Examine the material below and count the lines that hold the word "illud". Report only the number.

[start]

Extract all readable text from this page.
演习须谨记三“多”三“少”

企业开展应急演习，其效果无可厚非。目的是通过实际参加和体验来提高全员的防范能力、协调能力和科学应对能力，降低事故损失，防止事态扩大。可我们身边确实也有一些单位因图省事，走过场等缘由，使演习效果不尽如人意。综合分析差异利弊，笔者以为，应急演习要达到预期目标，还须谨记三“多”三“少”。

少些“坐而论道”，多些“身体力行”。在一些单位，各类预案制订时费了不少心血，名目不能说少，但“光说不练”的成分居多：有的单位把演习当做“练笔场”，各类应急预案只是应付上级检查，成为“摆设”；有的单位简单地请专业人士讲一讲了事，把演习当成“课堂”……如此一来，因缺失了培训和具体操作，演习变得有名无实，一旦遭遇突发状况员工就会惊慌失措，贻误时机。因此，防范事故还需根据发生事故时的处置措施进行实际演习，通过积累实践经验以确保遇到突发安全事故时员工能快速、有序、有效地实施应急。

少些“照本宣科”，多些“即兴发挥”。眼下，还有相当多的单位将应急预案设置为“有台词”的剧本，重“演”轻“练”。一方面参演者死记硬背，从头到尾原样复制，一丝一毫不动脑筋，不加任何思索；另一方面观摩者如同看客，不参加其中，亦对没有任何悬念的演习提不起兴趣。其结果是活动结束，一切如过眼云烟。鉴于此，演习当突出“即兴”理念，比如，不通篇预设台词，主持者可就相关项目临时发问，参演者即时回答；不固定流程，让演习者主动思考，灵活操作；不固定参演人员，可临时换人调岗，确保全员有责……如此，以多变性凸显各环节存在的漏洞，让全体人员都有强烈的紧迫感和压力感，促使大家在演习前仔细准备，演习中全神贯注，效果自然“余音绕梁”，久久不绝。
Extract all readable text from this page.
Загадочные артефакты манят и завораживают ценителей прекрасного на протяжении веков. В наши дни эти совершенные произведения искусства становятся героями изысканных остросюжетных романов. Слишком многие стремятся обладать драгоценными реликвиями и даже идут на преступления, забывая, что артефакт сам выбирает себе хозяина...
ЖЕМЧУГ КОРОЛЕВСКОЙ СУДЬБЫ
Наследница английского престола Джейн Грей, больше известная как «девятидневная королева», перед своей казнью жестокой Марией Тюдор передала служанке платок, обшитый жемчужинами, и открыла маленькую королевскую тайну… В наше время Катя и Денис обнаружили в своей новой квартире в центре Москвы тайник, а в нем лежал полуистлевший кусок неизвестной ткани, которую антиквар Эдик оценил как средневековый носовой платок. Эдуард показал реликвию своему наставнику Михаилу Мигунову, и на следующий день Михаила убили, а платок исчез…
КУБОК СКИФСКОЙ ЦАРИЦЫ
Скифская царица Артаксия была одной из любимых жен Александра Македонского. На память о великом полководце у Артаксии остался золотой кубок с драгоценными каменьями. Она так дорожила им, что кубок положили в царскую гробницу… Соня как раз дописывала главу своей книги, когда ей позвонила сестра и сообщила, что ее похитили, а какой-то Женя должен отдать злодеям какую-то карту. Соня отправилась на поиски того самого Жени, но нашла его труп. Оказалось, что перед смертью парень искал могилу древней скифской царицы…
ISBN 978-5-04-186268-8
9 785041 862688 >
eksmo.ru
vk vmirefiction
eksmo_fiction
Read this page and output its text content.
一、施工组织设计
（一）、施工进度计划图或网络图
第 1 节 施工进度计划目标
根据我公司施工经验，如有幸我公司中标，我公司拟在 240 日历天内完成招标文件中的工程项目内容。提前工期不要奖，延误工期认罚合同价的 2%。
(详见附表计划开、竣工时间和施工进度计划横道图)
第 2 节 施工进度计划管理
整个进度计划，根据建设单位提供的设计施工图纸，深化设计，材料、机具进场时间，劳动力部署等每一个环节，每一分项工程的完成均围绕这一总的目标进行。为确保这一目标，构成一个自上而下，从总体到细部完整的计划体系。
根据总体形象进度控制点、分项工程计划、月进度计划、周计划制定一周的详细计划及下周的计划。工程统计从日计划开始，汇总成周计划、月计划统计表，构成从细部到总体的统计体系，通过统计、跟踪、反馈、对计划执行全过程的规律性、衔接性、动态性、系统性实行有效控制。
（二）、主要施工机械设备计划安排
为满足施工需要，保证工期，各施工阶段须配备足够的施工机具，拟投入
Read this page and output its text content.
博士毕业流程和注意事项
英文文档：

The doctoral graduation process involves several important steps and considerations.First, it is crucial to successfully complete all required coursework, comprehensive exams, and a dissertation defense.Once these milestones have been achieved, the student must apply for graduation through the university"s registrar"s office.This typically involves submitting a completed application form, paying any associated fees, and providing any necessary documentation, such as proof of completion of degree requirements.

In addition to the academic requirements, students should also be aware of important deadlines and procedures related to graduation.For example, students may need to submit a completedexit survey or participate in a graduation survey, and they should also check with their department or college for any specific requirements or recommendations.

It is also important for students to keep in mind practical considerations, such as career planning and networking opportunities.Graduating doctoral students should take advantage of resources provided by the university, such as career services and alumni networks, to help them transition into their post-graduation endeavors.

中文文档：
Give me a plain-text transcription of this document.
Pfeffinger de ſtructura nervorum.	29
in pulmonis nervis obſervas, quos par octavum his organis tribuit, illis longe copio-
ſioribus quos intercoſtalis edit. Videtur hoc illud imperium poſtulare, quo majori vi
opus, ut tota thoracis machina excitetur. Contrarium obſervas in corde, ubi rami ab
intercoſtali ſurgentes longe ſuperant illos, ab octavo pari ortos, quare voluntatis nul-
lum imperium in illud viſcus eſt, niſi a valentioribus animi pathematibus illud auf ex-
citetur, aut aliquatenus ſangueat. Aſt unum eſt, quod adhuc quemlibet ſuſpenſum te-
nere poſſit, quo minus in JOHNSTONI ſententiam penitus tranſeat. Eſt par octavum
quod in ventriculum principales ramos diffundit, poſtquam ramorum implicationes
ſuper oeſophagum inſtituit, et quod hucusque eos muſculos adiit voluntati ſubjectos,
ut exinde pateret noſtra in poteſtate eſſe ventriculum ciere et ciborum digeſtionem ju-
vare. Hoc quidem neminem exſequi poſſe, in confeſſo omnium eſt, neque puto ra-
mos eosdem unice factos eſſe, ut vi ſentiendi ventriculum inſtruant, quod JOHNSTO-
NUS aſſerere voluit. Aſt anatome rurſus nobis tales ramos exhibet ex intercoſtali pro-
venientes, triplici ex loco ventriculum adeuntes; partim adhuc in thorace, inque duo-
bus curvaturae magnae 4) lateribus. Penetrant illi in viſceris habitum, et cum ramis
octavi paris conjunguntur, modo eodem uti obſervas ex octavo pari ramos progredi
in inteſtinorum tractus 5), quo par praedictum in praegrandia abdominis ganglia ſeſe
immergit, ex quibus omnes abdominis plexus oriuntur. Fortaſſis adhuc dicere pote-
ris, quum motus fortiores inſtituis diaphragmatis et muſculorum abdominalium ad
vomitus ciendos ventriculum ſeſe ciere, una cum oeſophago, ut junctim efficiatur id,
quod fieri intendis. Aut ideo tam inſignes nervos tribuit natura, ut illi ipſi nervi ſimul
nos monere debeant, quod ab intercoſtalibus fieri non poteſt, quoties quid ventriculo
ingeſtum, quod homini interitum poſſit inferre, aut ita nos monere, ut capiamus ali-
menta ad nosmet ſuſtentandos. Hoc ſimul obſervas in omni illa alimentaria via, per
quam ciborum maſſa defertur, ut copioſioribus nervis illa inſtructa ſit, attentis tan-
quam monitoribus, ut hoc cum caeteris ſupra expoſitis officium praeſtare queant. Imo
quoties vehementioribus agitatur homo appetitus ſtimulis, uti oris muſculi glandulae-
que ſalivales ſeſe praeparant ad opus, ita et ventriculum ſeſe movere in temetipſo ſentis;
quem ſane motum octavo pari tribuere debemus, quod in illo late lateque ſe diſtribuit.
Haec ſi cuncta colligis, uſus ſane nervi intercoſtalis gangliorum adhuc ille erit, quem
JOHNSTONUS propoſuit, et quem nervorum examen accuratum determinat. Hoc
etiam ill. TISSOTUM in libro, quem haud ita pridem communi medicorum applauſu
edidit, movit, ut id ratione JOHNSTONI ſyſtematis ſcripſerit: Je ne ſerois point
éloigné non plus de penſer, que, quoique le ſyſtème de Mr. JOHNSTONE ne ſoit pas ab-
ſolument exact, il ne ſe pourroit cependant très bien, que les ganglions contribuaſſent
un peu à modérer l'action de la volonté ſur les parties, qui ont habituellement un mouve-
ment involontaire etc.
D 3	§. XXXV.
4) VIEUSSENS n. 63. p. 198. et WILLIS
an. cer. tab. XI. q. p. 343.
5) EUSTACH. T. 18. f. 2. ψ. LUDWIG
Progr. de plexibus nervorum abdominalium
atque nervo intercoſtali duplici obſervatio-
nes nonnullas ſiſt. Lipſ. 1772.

[end]

> _Reply to the exercise_: 2